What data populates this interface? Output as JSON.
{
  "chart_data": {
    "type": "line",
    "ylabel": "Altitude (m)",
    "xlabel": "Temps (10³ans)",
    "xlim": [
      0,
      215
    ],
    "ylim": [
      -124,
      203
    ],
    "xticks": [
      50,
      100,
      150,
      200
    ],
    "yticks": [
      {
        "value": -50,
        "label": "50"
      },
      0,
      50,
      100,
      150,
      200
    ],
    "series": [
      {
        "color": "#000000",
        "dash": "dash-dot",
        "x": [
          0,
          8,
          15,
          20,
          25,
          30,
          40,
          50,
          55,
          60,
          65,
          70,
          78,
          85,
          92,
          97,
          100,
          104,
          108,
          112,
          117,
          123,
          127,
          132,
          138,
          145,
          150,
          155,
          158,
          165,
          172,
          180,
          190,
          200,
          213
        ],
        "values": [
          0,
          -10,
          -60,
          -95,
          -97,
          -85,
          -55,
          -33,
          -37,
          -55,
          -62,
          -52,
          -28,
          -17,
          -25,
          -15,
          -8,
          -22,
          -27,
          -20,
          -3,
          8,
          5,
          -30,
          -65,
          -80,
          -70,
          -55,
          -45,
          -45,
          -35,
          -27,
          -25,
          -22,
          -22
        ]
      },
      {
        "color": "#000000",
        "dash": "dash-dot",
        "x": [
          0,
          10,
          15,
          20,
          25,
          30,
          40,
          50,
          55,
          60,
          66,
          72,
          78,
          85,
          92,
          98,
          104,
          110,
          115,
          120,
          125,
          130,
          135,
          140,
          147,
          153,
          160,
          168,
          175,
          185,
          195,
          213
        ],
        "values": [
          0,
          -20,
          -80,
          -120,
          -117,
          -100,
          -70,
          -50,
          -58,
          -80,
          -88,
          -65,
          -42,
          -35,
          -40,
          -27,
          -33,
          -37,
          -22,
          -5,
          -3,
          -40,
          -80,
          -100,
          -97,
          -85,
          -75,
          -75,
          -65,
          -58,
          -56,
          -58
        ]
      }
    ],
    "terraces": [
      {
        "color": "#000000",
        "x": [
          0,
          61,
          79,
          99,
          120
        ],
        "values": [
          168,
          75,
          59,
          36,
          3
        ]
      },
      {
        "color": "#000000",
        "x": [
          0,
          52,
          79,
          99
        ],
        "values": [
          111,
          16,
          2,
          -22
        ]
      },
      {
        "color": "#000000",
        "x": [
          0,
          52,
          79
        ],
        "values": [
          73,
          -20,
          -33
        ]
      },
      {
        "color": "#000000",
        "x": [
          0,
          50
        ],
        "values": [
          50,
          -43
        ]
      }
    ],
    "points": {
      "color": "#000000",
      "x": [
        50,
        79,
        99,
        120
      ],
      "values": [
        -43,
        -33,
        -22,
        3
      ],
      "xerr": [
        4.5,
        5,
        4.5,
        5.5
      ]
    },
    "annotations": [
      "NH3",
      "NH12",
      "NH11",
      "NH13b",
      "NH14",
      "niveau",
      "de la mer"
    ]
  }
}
------------------------------------
Take the records above and return them exactly as written.

What data populates this interface? Output as JSON.
{
  "chart_data": {
    "type": "line",
    "ylabel": "Altitude (m)",
    "xlabel": "Temps (10³ans)",
    "xlim": [
      0,
      215
    ],
    "ylim": [
      -124,
      203
    ],
    "xticks": [
      50,
      100,
      150,
      200
    ],
    "yticks": [
      {
        "value": -50,
        "label": "50"
      },
      0,
      50,
      100,
      150,
      200
    ],
    "series": [
      {
        "color": "#000000",
        "dash": "dash-dot",
        "x": [
          0,
          8,
          15,
          20,
          25,
          30,
          40,
          50,
          55,
          60,
          65,
          70,
          78,
          85,
          92,
          97,
          100,
          104,
          108,
          112,
          117,
          123,
          127,
          132,
          138,
          145,
          150,
          155,
          158,
          165,
          172,
          180,
          190,
          200,
          213
        ],
        "values": [
          0,
          -10,
          -60,
          -95,
          -97,
          -85,
          -55,
          -33,
          -37,
          -55,
          -62,
          -52,
          -28,
          -17,
          -25,
          -15,
          -8,
          -22,
          -27,
          -20,
          -3,
          8,
          5,
          -30,
          -65,
          -80,
          -70,
          -55,
          -45,
          -45,
          -35,
          -27,
          -25,
          -22,
          -22
        ]
      },
      {
        "color": "#000000",
        "dash": "dash-dot",
        "x": [
          0,
          10,
          15,
          20,
          25,
          30,
          40,
          50,
          55,
          60,
          66,
          72,
          78,
          85,
          92,
          98,
          104,
          110,
          115,
          120,
          125,
          130,
          135,
          140,
          147,
          153,
          160,
          168,
          175,
          185,
          195,
          213
        ],
        "values": [
          0,
          -20,
          -80,
          -120,
          -117,
          -100,
          -70,
          -50,
          -58,
          -80,
          -88,
          -65,
          -42,
          -35,
          -40,
          -27,
          -33,
          -37,
          -22,
          -5,
          -3,
          -40,
          -80,
          -100,
          -97,
          -85,
          -75,
          -75,
          -65,
          -58,
          -56,
          -58
        ]
      }
    ],
    "terraces": [
      {
        "color": "#000000",
        "x": [
          0,
          61,
          79,
          99,
          120
        ],
        "values": [
          168,
          75,
          59,
          36,
          3
        ]
      },
      {
        "color": "#000000",
        "x": [
          0,
          52,
          79,
          99
        ],
        "values": [
          111,
          16,
          2,
          -22
        ]
      },
      {
        "color": "#000000",
        "x": [
          0,
          52,
          79
        ],
        "values": [
          73,
          -20,
          -33
        ]
      },
      {
        "color": "#000000",
        "x": [
          0,
          50
        ],
        "values": [
          50,
          -43
        ]
      }
    ],
    "points": {
      "color": "#000000",
      "x": [
        50,
        79,
        99,
        120
      ],
      "values": [
        -43,
        -33,
        -22,
        3
      ],
      "xerr": [
        4.5,
        5,
        4.5,
        5.5
      ]
    },
    "annotations": [
      "NH3",
      "NH12",
      "NH11",
      "NH13b",
      "NH14",
      "niveau",
      "de la mer"
    ]
  }
}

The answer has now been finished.